## TEXTO DE LA PÁGINA
↓↓↓

Francisco, que es latino y tiene el calor de una copa de vino (de misa) para regocijo de la grey iberoamericana, ha renunciado a la cruz papal de oro, al anillo de oro, a los zapatos lujosos y al papamóvil, vehículo que desde ahora podemos llamar papainmóvil, tras haber sido condenado al ostracismo. Además, el nuevo Papa ha dicho que le gustaría "una iglesia pobre y para los pobres" y se ha puesto a saludar y a besar a los feligreses a diestro y siniestro. Todo eso está muy bien y alegra el corazón de devotos y monjitas. El grandísimo problema que tiene el Papa es el propio Papa, es decir, el papado, que es la institución más antigua del mundo y cuya obsolescencia --como el resto de las monarquías e incluso más, porque el Vaticano no admite reinas-- exhibe en pleno siglo XXI una organización y unas formas enraizadas en el bajo medievo.

Con su catálogo de gestos el nuevo Papa puede parecer un revolucionario, pero no hay que dejarse engañar. En la historia del cristianismo, el único revolucionario que ha existido sin ser expulsado de la organización es Jesucristo y, después de él, dentro del catolicismo, no ha habido ninguno más o no han dejado que los haya. El último revolucionario fue Juan Pablo I, que anunció su intención de abandonar el Vaticano e irse a vivir a un barrio obrero de Roma con la curia y ya sabemos cómo acabó. En el catolicismo, los revolucionarios han sido tradicionalmente quemados en la hoguera, como es el caso del dominico Giordano Bruno, o expulsados a las tinieblas exteriores, como les ocurrió a Lutero y a Calvino y, más recientemente, a los teólogos de la liberación.

El nuevo Papa, desde luego, no parece un revolucionario ni muchísimo menos, a pesar de esos gestos suyos que dan tan bien en la tele y que excitan las lágrimas de los más impresionables. La democratización de la Iglesia, la vuelta a los orígenes, la renuncia al poder mundano y a la riqueza y al lujo, la derogación del celibato, el acceso de la mujer al sacerdocio y a todos los puestos de la jerarquía sin excepción, el respeto a los avances científicos y la aceptación de los cambios sociales son las tareas imprescindibles que la Iglesia necesita y que este Papa no acometerá. Por eso es tan irreal su actitud, por emotiva que sea. Porque sigue montado en un papainmóvil colosal como es el papado vaticano, un vehículo concebido justamente para eso, para no dar ni un paso adelante.

↑↑↑

## LOS DATOS
↓↓↓

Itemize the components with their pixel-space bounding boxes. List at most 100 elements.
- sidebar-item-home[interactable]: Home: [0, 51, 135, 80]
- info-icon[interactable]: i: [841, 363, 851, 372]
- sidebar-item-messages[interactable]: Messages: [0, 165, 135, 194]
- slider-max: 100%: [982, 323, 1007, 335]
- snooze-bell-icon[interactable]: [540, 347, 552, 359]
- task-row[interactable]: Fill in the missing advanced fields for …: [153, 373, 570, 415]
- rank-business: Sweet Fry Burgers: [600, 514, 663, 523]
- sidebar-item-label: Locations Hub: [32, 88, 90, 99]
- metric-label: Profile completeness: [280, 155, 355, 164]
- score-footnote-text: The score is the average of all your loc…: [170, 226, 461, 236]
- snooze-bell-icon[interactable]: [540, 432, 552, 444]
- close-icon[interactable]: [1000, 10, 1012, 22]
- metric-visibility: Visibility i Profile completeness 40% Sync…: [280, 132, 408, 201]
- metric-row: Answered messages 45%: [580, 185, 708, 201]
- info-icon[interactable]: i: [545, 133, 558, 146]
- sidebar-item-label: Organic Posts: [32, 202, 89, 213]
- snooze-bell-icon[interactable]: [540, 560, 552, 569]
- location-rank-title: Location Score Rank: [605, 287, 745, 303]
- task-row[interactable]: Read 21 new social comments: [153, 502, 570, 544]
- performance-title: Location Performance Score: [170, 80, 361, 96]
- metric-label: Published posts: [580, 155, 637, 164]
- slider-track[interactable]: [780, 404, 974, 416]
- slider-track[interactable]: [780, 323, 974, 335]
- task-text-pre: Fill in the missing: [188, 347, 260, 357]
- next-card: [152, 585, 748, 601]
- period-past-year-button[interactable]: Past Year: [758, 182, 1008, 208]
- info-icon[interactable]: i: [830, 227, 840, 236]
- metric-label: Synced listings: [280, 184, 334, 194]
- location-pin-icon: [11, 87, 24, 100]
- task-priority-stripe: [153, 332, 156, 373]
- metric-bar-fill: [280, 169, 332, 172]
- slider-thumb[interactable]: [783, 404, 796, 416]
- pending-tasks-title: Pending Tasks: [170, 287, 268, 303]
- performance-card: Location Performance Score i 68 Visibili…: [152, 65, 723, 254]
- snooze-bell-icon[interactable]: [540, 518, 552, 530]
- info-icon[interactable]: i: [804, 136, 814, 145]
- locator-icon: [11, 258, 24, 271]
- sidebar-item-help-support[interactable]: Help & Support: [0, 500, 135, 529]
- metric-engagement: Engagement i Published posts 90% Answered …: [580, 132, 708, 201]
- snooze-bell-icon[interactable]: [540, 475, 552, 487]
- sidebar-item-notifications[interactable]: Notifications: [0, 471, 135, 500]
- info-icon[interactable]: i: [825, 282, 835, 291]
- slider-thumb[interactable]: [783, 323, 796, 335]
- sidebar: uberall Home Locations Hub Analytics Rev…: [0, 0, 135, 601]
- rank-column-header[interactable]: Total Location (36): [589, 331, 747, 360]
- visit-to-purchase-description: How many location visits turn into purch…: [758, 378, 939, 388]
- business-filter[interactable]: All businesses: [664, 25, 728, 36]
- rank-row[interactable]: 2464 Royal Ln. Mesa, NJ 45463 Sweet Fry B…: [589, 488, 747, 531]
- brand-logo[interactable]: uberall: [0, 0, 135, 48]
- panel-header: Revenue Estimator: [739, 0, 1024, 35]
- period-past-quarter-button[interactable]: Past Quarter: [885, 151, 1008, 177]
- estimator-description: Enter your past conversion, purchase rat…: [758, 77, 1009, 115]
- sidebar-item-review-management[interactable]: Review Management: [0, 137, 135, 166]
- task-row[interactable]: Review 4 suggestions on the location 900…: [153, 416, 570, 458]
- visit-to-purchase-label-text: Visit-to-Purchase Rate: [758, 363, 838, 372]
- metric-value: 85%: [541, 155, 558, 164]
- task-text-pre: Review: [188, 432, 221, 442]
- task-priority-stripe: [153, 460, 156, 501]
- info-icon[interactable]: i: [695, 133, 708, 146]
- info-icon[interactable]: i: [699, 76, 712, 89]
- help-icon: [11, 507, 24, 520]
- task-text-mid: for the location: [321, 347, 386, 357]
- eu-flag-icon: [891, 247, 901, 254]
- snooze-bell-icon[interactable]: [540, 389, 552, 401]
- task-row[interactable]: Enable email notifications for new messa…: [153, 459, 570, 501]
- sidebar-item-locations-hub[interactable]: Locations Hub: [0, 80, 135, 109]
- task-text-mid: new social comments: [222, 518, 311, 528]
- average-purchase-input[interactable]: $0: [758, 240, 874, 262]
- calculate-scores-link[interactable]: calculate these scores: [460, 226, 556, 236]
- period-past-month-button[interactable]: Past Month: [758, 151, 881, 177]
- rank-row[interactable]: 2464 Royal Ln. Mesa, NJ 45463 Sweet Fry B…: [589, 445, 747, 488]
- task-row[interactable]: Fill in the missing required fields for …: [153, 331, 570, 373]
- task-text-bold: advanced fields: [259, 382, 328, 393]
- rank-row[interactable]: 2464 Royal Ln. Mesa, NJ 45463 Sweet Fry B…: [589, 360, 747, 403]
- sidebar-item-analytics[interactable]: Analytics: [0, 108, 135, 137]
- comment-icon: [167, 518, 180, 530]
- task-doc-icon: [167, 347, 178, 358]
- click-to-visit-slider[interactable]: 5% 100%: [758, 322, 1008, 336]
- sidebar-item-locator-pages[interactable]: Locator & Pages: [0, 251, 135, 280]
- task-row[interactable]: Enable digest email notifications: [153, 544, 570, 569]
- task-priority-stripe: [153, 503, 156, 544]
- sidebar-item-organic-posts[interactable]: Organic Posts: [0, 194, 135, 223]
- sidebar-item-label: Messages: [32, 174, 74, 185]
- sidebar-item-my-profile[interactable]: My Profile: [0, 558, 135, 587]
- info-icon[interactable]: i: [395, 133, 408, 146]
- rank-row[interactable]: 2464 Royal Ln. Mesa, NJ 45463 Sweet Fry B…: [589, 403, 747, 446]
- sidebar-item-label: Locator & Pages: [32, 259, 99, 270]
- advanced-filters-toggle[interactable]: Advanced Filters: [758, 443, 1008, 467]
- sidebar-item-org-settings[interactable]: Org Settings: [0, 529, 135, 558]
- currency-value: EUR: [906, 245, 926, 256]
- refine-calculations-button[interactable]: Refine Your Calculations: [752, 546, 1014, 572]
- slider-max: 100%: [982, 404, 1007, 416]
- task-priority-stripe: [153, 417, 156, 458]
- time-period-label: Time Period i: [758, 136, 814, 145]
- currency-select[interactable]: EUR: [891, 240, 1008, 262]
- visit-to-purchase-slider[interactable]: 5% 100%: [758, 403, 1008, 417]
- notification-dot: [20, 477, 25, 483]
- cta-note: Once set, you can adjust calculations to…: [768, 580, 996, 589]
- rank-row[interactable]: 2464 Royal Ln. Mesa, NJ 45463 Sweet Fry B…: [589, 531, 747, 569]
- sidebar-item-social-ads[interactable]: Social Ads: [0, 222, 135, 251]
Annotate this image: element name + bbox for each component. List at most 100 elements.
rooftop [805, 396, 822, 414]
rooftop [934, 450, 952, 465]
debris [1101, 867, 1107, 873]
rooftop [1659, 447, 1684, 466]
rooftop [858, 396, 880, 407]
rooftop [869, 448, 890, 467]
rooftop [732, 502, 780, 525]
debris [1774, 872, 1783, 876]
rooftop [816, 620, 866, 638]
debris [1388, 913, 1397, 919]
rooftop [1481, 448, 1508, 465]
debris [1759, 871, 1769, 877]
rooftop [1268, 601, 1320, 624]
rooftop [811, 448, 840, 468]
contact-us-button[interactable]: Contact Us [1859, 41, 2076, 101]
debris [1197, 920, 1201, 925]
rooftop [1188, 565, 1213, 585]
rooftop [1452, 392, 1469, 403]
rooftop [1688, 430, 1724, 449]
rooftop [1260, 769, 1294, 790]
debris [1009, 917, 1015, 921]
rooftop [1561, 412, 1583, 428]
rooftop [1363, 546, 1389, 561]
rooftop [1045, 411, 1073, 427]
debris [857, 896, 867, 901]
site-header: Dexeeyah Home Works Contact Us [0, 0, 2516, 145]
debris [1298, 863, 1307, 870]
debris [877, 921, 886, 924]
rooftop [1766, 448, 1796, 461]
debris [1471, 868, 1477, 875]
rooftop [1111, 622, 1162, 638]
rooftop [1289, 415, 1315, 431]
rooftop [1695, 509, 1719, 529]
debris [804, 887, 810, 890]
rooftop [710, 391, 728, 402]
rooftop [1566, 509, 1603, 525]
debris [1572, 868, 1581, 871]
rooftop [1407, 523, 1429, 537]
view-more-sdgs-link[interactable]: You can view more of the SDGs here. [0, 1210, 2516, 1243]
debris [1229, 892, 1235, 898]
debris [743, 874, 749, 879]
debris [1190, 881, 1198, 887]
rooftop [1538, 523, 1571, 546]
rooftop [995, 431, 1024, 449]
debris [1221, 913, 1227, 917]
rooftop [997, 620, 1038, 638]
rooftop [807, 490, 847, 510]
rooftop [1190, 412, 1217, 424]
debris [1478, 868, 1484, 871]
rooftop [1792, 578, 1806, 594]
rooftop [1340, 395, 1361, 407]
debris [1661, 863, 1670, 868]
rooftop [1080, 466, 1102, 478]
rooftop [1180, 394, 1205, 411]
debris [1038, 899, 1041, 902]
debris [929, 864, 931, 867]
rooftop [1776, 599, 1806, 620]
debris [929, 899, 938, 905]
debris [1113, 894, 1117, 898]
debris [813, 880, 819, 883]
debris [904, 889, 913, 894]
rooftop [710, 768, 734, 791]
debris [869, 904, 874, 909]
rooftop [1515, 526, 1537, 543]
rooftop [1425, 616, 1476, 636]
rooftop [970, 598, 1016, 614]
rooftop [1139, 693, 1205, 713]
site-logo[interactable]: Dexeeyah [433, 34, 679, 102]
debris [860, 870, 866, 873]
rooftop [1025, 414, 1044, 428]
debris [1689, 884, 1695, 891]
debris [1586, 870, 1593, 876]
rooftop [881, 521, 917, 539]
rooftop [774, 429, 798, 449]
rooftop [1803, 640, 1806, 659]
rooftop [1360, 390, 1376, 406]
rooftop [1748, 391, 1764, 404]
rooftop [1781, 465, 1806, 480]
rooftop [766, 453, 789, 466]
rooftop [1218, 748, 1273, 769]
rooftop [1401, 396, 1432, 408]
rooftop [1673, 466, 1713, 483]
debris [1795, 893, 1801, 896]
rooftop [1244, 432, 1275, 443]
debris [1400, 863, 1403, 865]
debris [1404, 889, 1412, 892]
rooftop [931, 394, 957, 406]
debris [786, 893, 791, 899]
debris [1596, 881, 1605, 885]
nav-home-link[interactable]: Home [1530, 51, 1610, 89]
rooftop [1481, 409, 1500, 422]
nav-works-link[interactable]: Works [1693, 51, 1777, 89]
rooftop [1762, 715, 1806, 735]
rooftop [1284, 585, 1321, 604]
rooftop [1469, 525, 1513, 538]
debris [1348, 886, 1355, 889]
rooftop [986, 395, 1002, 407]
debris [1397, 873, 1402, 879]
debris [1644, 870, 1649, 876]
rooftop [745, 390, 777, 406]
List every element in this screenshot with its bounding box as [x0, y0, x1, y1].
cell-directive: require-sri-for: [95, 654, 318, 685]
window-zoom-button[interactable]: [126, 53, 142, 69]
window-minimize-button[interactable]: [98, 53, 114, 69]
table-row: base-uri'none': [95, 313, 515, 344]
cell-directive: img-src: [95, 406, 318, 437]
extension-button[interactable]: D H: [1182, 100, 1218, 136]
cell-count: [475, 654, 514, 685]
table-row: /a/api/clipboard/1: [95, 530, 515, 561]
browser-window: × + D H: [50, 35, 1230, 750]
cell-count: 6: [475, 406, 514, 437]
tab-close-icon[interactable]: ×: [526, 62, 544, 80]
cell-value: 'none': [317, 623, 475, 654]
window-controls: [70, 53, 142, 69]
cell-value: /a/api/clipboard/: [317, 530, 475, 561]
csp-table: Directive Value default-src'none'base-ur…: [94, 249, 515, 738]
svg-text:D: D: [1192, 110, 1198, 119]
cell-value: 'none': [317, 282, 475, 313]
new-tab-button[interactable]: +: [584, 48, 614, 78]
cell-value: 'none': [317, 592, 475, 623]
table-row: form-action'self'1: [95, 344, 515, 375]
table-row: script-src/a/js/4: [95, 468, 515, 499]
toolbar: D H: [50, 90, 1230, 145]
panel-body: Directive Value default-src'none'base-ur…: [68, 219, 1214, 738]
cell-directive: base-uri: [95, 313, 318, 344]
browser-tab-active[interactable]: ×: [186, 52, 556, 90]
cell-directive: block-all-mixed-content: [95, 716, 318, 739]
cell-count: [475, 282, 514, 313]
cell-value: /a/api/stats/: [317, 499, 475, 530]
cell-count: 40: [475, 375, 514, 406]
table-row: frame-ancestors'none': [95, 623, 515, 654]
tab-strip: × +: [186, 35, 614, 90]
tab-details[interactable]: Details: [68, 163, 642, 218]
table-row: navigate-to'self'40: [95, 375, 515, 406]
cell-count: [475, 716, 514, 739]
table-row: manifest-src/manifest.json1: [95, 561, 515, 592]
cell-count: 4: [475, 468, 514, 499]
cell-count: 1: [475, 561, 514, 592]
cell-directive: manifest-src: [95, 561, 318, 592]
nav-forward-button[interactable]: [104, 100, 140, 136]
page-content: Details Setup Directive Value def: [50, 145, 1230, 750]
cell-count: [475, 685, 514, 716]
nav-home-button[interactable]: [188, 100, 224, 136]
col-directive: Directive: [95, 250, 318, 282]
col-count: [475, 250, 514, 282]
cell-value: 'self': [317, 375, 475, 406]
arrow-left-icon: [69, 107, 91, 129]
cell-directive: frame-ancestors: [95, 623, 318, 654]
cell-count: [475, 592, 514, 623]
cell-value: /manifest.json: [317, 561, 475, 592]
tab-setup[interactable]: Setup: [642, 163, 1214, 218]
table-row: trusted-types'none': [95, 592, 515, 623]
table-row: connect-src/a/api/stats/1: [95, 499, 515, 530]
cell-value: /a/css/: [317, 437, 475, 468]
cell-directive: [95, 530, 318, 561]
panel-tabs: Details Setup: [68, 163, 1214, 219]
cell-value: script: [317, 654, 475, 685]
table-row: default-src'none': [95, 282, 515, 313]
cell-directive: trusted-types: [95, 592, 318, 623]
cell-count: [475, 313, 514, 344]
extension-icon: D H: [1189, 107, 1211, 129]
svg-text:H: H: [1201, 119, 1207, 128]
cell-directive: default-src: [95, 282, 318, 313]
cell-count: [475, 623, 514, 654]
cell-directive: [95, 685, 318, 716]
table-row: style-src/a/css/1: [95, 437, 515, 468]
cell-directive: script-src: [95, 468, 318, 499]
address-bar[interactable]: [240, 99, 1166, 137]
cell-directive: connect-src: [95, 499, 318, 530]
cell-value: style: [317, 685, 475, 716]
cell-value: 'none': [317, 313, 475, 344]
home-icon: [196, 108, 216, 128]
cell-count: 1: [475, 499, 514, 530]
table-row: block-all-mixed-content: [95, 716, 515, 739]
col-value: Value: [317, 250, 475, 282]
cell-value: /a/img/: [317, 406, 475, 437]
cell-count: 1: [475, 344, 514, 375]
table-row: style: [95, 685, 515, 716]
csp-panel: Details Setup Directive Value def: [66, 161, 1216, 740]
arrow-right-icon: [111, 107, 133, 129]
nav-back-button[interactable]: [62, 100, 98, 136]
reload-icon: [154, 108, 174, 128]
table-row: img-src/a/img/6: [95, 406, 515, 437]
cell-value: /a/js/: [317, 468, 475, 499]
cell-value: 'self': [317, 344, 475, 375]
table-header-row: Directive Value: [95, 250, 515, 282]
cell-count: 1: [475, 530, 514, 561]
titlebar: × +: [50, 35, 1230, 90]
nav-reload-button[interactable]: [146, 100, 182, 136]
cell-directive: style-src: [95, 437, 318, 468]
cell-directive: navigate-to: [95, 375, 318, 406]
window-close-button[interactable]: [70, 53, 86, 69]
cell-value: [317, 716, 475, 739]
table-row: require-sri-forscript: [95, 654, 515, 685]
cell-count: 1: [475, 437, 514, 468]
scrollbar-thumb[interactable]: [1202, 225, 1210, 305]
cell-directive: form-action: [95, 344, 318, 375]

↑↑↑

## TAREA
Reproduce el fragmento del texto sobre el nuevo Papa que empieza en "Francisco, que es" y termina tras "el bajo medievo.", cambiando "papamóvil" por "coche papal".

## SOLUCIÓN
Francisco, que es latino y tiene el calor de una copa de vino (de misa) para regocijo de la grey iberoamericana, ha renunciado a la cruz papal de oro, al anillo de oro, a los zapatos lujosos y al coche papal, vehículo que desde ahora podemos llamar papainmóvil, tras haber sido condenado al ostracismo. Además, el nuevo Papa ha dicho que le gustaría "una iglesia pobre y para los pobres" y se ha puesto a saludar y a besar a los feligreses a diestro y siniestro. Todo eso está muy bien y alegra el corazón de devotos y monjitas. El grandísimo problema que tiene el Papa es el propio Papa, es decir, el papado, que es la institución más antigua del mundo y cuya obsolescencia --como el resto de las monarquías e incluso más, porque el Vaticano no admite reinas-- exhibe en pleno siglo XXI una organización y unas formas enraizadas en el bajo medievo.